* Requirement *
Write out the full listing again, exactly as it stands.

(Figure collection entries)
####
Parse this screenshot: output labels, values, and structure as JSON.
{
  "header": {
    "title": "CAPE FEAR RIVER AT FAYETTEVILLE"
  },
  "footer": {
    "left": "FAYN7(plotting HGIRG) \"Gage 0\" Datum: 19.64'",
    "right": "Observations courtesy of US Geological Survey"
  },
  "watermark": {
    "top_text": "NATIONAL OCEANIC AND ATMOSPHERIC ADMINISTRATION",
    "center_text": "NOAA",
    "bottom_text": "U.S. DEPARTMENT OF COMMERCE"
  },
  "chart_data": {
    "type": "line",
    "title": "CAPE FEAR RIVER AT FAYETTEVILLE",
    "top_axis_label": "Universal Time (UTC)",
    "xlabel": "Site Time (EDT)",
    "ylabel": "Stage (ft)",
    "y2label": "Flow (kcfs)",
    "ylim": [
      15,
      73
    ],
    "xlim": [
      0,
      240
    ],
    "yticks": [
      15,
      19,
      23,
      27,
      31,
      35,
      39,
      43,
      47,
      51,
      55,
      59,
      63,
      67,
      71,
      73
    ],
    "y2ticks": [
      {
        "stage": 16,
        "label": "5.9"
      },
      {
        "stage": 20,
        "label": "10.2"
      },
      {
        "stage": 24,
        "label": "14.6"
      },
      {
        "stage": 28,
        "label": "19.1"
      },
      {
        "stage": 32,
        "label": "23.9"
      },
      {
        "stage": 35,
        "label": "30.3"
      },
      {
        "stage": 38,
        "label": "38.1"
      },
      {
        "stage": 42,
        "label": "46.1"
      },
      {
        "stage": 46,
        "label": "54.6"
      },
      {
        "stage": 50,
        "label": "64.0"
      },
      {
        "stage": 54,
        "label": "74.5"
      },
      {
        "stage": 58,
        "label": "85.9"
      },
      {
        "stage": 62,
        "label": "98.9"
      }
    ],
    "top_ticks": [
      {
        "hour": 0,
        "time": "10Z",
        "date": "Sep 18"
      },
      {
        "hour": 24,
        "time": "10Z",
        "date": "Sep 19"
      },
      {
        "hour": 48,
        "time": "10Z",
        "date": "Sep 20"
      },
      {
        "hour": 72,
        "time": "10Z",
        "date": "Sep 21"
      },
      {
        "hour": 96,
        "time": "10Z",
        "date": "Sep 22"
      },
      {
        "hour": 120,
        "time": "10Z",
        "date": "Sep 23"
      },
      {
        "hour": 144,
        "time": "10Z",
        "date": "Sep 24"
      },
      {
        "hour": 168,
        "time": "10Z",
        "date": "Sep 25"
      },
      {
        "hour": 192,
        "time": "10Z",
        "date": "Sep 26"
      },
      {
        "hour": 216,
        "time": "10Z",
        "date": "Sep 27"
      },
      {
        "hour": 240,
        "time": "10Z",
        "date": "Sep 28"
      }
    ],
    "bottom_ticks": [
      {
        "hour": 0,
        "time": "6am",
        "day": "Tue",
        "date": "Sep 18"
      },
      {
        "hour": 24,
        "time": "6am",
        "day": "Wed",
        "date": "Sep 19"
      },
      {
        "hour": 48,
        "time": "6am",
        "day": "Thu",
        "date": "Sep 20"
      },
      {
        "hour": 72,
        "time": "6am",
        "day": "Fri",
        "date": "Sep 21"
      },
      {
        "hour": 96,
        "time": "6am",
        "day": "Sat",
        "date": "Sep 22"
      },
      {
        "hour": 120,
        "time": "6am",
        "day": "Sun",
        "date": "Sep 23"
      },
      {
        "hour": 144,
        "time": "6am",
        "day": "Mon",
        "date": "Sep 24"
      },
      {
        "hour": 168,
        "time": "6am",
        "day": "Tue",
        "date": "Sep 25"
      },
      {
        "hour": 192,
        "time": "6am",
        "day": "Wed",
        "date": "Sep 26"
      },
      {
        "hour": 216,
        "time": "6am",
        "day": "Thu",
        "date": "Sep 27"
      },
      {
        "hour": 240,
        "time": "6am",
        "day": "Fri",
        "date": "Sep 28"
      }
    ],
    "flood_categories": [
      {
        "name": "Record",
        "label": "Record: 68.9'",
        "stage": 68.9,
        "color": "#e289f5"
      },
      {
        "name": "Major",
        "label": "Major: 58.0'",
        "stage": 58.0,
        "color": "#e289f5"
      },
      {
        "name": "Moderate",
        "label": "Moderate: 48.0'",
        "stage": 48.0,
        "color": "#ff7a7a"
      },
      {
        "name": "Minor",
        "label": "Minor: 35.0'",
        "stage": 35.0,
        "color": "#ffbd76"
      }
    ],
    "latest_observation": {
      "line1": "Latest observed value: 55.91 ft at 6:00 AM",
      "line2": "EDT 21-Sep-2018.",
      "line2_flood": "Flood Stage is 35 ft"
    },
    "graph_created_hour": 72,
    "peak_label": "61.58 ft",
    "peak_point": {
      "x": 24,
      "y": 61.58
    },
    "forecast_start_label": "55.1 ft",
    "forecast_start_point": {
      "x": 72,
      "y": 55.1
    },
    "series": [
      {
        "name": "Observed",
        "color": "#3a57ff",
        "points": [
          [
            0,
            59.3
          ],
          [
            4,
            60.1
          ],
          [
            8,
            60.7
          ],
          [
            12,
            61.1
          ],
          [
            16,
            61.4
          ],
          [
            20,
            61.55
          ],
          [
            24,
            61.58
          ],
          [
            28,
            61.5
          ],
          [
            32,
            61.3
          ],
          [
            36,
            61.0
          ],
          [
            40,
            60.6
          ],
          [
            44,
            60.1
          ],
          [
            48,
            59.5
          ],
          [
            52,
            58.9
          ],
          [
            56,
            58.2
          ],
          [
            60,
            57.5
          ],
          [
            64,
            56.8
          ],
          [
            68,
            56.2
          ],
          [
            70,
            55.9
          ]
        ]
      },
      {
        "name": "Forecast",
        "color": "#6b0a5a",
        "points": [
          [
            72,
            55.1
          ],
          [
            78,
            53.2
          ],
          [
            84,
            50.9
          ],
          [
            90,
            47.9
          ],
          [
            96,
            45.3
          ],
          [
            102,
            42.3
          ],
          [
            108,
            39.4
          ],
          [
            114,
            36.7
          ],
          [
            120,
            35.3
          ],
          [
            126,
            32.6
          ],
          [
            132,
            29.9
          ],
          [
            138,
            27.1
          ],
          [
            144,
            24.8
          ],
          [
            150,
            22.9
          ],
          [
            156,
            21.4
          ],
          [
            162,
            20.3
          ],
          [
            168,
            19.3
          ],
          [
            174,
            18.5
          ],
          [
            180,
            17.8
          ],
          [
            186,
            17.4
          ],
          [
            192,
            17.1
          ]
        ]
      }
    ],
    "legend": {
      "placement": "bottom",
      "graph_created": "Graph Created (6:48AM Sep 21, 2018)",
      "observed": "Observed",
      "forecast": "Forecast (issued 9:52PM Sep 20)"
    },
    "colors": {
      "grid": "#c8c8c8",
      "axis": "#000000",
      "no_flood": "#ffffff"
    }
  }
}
####
* Answer for this exercise *
Parse this screenshot: output labels, values, and structure as JSON.
{
  "header": {
    "title": "CAPE FEAR RIVER AT FAYETTEVILLE"
  },
  "footer": {
    "left": "FAYN7(plotting HGIRG) \"Gage 0\" Datum: 19.64'",
    "right": "Observations courtesy of US Geological Survey"
  },
  "watermark": {
    "top_text": "NATIONAL OCEANIC AND ATMOSPHERIC ADMINISTRATION",
    "center_text": "NOAA",
    "bottom_text": "U.S. DEPARTMENT OF COMMERCE"
  },
  "chart_data": {
    "type": "line",
    "title": "CAPE FEAR RIVER AT FAYETTEVILLE",
    "top_axis_label": "Universal Time (UTC)",
    "xlabel": "Site Time (EDT)",
    "ylabel": "Stage (ft)",
    "y2label": "Flow (kcfs)",
    "ylim": [
      15,
      73
    ],
    "xlim": [
      0,
      240
    ],
    "yticks": [
      15,
      19,
      23,
      27,
      31,
      35,
      39,
      43,
      47,
      51,
      55,
      59,
      63,
      67,
      71,
      73
    ],
    "y2ticks": [
      {
        "stage": 16,
        "label": "5.9"
      },
      {
        "stage": 20,
        "label": "10.2"
      },
      {
        "stage": 24,
        "label": "14.6"
      },
      {
        "stage": 28,
        "label": "19.1"
      },
      {
        "stage": 32,
        "label": "23.9"
      },
      {
        "stage": 35,
        "label": "30.3"
      },
      {
        "stage": 38,
        "label": "38.1"
      },
      {
        "stage": 42,
        "label": "46.1"
      },
      {
        "stage": 46,
        "label": "54.6"
      },
      {
        "stage": 50,
        "label": "64.0"
      },
      {
        "stage": 54,
        "label": "74.5"
      },
      {
        "stage": 58,
        "label": "85.9"
      },
      {
        "stage": 62,
        "label": "98.9"
      }
    ],
    "top_ticks": [
      {
        "hour": 0,
        "time": "10Z",
        "date": "Sep 18"
      },
      {
        "hour": 24,
        "time": "10Z",
        "date": "Sep 19"
      },
      {
        "hour": 48,
        "time": "10Z",
        "date": "Sep 20"
      },
      {
        "hour": 72,
        "time": "10Z",
        "date": "Sep 21"
      },
      {
        "hour": 96,
        "time": "10Z",
        "date": "Sep 22"
      },
      {
        "hour": 120,
        "time": "10Z",
        "date": "Sep 23"
      },
      {
        "hour": 144,
        "time": "10Z",
        "date": "Sep 24"
      },
      {
        "hour": 168,
        "time": "10Z",
        "date": "Sep 25"
      },
      {
        "hour": 192,
        "time": "10Z",
        "date": "Sep 26"
      },
      {
        "hour": 216,
        "time": "10Z",
        "date": "Sep 27"
      },
      {
        "hour": 240,
        "time": "10Z",
        "date": "Sep 28"
      }
    ],
    "bottom_ticks": [
      {
        "hour": 0,
        "time": "6am",
        "day": "Tue",
        "date": "Sep 18"
      },
      {
        "hour": 24,
        "time": "6am",
        "day": "Wed",
        "date": "Sep 19"
      },
      {
        "hour": 48,
        "time": "6am",
        "day": "Thu",
        "date": "Sep 20"
      },
      {
        "hour": 72,
        "time": "6am",
        "day": "Fri",
        "date": "Sep 21"
      },
      {
        "hour": 96,
        "time": "6am",
        "day": "Sat",
        "date": "Sep 22"
      },
      {
        "hour": 120,
        "time": "6am",
        "day": "Sun",
        "date": "Sep 23"
      },
      {
        "hour": 144,
        "time": "6am",
        "day": "Mon",
        "date": "Sep 24"
      },
      {
        "hour": 168,
        "time": "6am",
        "day": "Tue",
        "date": "Sep 25"
      },
      {
        "hour": 192,
        "time": "6am",
        "day": "Wed",
        "date": "Sep 26"
      },
      {
        "hour": 216,
        "time": "6am",
        "day": "Thu",
        "date": "Sep 27"
      },
      {
        "hour": 240,
        "time": "6am",
        "day": "Fri",
        "date": "Sep 28"
      }
    ],
    "flood_categories": [
      {
        "name": "Record",
        "label": "Record: 68.9'",
        "stage": 68.9,
        "color": "#e289f5"
      },
      {
        "name": "Major",
        "label": "Major: 58.0'",
        "stage": 58.0,
        "color": "#e289f5"
      },
      {
        "name": "Moderate",
        "label": "Moderate: 48.0'",
        "stage": 48.0,
        "color": "#ff7a7a"
      },
      {
        "name": "Minor",
        "label": "Minor: 35.0'",
        "stage": 35.0,
        "color": "#ffbd76"
      }
    ],
    "latest_observation": {
      "line1": "Latest observed value: 55.91 ft at 6:00 AM",
      "line2": "EDT 21-Sep-2018.",
      "line2_flood": "Flood Stage is 35 ft"
    },
    "graph_created_hour": 72,
    "peak_label": "61.58 ft",
    "peak_point": {
      "x": 24,
      "y": 61.58
    },
    "forecast_start_label": "55.1 ft",
    "forecast_start_point": {
      "x": 72,
      "y": 55.1
    },
    "series": [
      {
        "name": "Observed",
        "color": "#3a57ff",
        "points": [
          [
            0,
            59.3
          ],
          [
            4,
            60.1
          ],
          [
            8,
            60.7
          ],
          [
            12,
            61.1
          ],
          [
            16,
            61.4
          ],
          [
            20,
            61.55
          ],
          [
            24,
            61.58
          ],
          [
            28,
            61.5
          ],
          [
            32,
            61.3
          ],
          [
            36,
            61.0
          ],
          [
            40,
            60.6
          ],
          [
            44,
            60.1
          ],
          [
            48,
            59.5
          ],
          [
            52,
            58.9
          ],
          [
            56,
            58.2
          ],
          [
            60,
            57.5
          ],
          [
            64,
            56.8
          ],
          [
            68,
            56.2
          ],
          [
            70,
            55.9
          ]
        ]
      },
      {
        "name": "Forecast",
        "color": "#6b0a5a",
        "points": [
          [
            72,
            55.1
          ],
          [
            78,
            53.2
          ],
          [
            84,
            50.9
          ],
          [
            90,
            47.9
          ],
          [
            96,
            45.3
          ],
          [
            102,
            42.3
          ],
          [
            108,
            39.4
          ],
          [
            114,
            36.7
          ],
          [
            120,
            35.3
          ],
          [
            126,
            32.6
          ],
          [
            132,
            29.9
          ],
          [
            138,
            27.1
          ],
          [
            144,
            24.8
          ],
          [
            150,
            22.9
          ],
          [
            156,
            21.4
          ],
          [
            162,
            20.3
          ],
          [
            168,
            19.3
          ],
          [
            174,
            18.5
          ],
          [
            180,
            17.8
          ],
          [
            186,
            17.4
          ],
          [
            192,
            17.1
          ]
        ]
      }
    ],
    "legend": {
      "placement": "bottom",
      "graph_created": "Graph Created (6:48AM Sep 21, 2018)",
      "observed": "Observed",
      "forecast": "Forecast (issued 9:52PM Sep 20)"
    },
    "colors": {
      "grid": "#c8c8c8",
      "axis": "#000000",
      "no_flood": "#ffffff"
    }
  }
}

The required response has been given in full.